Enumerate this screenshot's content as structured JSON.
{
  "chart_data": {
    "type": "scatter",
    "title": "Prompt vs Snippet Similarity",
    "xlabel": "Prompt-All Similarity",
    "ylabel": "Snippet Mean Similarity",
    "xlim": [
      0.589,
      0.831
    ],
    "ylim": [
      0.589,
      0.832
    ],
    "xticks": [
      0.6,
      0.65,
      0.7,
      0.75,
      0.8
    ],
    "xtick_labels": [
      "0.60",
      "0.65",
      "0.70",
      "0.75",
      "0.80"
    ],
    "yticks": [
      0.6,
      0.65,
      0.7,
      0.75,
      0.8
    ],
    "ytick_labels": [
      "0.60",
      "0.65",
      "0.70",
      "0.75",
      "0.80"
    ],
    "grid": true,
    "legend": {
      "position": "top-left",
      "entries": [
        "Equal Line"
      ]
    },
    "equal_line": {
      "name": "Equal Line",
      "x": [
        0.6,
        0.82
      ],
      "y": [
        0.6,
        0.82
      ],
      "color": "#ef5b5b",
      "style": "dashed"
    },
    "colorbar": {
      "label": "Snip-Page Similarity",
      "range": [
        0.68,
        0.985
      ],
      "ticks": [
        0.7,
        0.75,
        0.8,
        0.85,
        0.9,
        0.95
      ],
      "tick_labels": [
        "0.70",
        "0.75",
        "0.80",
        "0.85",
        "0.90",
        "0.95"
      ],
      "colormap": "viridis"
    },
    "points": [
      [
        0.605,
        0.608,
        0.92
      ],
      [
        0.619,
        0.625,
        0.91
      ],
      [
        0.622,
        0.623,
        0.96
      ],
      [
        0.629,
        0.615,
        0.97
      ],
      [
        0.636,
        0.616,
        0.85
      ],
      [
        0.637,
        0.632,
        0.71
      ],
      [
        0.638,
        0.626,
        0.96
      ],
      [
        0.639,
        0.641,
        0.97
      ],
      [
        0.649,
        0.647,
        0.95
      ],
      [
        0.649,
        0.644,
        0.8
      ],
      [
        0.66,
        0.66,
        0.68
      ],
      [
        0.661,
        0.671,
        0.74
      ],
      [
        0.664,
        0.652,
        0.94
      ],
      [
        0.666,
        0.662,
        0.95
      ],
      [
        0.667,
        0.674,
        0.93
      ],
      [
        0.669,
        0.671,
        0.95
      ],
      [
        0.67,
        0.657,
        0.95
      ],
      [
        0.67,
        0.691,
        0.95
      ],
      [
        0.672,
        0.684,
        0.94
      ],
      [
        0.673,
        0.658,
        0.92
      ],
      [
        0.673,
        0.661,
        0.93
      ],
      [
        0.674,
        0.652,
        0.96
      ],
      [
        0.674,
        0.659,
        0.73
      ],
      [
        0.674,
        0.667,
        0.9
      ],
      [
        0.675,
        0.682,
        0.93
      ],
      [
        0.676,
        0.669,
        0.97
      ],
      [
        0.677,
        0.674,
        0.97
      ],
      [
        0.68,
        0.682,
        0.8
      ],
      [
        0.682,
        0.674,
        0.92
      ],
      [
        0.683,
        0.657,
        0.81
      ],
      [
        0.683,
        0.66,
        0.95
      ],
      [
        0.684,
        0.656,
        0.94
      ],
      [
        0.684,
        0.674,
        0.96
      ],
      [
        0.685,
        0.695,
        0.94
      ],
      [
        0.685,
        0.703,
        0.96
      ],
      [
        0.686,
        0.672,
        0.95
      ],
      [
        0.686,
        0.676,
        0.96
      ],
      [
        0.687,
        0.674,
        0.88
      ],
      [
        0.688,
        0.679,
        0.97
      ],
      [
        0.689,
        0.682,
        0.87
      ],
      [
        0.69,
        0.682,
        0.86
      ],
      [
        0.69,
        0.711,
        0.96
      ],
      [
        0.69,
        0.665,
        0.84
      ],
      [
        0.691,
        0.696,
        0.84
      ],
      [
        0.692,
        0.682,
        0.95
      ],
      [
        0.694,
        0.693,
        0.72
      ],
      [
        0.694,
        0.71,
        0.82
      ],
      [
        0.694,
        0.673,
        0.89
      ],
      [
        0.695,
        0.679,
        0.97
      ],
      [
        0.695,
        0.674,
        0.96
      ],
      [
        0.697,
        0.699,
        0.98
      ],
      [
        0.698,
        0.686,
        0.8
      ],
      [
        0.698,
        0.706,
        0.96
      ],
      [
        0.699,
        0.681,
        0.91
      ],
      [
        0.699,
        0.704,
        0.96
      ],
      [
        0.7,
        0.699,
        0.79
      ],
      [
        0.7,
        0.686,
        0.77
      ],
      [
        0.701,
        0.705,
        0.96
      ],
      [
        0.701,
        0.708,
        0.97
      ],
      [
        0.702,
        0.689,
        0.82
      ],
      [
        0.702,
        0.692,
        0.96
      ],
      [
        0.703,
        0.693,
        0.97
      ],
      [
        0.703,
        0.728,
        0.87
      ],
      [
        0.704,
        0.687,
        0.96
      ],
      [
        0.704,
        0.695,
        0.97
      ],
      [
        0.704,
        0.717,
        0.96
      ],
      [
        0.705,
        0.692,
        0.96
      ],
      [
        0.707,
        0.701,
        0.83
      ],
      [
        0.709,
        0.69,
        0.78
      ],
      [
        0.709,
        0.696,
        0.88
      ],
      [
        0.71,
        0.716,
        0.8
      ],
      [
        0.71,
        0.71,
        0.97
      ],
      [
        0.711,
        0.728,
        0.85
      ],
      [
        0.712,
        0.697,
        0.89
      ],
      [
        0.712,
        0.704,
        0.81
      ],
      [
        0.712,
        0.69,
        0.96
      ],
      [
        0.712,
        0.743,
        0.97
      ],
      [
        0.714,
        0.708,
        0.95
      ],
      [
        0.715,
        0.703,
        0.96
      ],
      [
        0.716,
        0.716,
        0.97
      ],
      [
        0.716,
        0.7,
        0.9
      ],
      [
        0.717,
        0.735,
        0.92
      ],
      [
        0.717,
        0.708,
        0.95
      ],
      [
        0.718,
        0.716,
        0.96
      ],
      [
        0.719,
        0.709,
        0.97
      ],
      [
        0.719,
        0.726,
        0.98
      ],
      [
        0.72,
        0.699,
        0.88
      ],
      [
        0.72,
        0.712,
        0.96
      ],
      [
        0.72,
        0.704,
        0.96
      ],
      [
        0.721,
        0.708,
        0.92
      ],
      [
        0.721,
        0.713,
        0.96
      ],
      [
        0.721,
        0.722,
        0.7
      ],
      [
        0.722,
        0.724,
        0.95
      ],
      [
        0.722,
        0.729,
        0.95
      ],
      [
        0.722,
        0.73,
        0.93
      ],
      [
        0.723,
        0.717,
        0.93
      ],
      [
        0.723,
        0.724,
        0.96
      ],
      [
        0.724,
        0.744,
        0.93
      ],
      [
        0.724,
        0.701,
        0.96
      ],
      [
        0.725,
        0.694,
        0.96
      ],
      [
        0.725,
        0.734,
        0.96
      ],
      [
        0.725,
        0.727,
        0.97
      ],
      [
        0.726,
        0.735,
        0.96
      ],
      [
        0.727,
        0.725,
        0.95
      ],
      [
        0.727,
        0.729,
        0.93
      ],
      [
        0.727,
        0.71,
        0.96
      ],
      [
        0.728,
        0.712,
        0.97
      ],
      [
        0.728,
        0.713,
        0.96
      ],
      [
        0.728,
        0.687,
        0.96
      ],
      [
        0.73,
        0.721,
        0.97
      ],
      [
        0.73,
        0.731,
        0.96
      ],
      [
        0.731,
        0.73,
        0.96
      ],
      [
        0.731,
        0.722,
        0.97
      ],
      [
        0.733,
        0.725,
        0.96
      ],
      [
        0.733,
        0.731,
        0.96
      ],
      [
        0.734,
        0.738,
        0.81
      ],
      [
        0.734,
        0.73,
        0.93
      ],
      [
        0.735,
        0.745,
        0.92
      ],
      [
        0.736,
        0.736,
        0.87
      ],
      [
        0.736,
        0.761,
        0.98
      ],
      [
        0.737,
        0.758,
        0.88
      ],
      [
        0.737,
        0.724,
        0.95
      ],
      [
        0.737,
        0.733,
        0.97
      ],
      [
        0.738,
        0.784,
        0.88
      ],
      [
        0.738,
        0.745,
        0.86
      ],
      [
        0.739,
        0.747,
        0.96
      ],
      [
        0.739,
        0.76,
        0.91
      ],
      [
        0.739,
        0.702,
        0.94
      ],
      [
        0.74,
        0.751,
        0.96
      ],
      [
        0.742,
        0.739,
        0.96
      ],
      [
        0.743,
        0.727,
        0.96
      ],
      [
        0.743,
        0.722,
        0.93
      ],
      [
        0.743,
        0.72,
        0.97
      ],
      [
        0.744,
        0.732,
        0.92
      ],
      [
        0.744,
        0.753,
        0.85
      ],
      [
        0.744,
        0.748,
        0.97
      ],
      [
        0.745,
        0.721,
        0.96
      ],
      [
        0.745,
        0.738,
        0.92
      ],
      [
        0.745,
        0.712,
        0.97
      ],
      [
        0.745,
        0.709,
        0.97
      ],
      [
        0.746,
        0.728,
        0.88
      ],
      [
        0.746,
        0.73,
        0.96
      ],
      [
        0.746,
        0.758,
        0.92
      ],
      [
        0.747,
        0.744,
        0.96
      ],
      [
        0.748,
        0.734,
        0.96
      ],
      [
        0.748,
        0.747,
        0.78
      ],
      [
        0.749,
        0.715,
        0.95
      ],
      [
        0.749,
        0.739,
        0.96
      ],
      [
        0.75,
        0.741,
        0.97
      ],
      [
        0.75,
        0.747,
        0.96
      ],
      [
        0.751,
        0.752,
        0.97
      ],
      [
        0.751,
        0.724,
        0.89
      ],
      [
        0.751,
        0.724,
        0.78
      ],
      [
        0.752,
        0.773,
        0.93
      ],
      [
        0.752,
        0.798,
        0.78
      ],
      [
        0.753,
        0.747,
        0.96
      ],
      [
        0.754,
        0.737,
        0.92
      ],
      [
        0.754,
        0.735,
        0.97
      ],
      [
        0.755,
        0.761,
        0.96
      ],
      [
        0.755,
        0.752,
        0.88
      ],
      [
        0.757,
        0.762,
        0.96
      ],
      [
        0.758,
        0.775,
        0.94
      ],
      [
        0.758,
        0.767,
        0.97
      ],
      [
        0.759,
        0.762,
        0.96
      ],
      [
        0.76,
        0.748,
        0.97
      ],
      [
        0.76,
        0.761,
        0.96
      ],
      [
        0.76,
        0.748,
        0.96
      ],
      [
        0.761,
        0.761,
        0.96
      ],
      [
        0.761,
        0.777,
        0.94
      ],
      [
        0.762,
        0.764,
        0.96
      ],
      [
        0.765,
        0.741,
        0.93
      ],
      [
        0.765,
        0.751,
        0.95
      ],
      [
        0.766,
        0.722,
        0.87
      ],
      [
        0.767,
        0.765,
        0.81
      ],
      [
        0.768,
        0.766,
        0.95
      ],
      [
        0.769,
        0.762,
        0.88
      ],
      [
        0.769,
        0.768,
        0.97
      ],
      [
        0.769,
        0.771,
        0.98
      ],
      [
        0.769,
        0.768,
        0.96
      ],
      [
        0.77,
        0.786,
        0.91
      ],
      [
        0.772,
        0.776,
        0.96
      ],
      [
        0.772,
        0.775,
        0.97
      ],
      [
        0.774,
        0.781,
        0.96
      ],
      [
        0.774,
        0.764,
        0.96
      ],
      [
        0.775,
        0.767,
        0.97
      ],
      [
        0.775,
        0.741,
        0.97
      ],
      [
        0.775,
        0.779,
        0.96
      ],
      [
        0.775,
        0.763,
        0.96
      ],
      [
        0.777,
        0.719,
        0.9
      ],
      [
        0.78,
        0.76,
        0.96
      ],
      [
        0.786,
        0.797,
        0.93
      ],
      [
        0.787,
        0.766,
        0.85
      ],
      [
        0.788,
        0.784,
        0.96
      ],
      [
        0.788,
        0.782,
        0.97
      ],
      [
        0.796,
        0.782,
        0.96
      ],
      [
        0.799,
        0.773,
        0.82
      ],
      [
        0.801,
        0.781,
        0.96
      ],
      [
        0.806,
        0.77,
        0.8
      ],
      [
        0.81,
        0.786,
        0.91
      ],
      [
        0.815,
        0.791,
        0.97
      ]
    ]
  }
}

-*-*-

** WORK TO DO **
Take each line containing the string "Prompt" and copy it out.

** REPLY **
    "title": "Prompt vs Snippet Similarity",
    "xlabel": "Prompt-All Similarity",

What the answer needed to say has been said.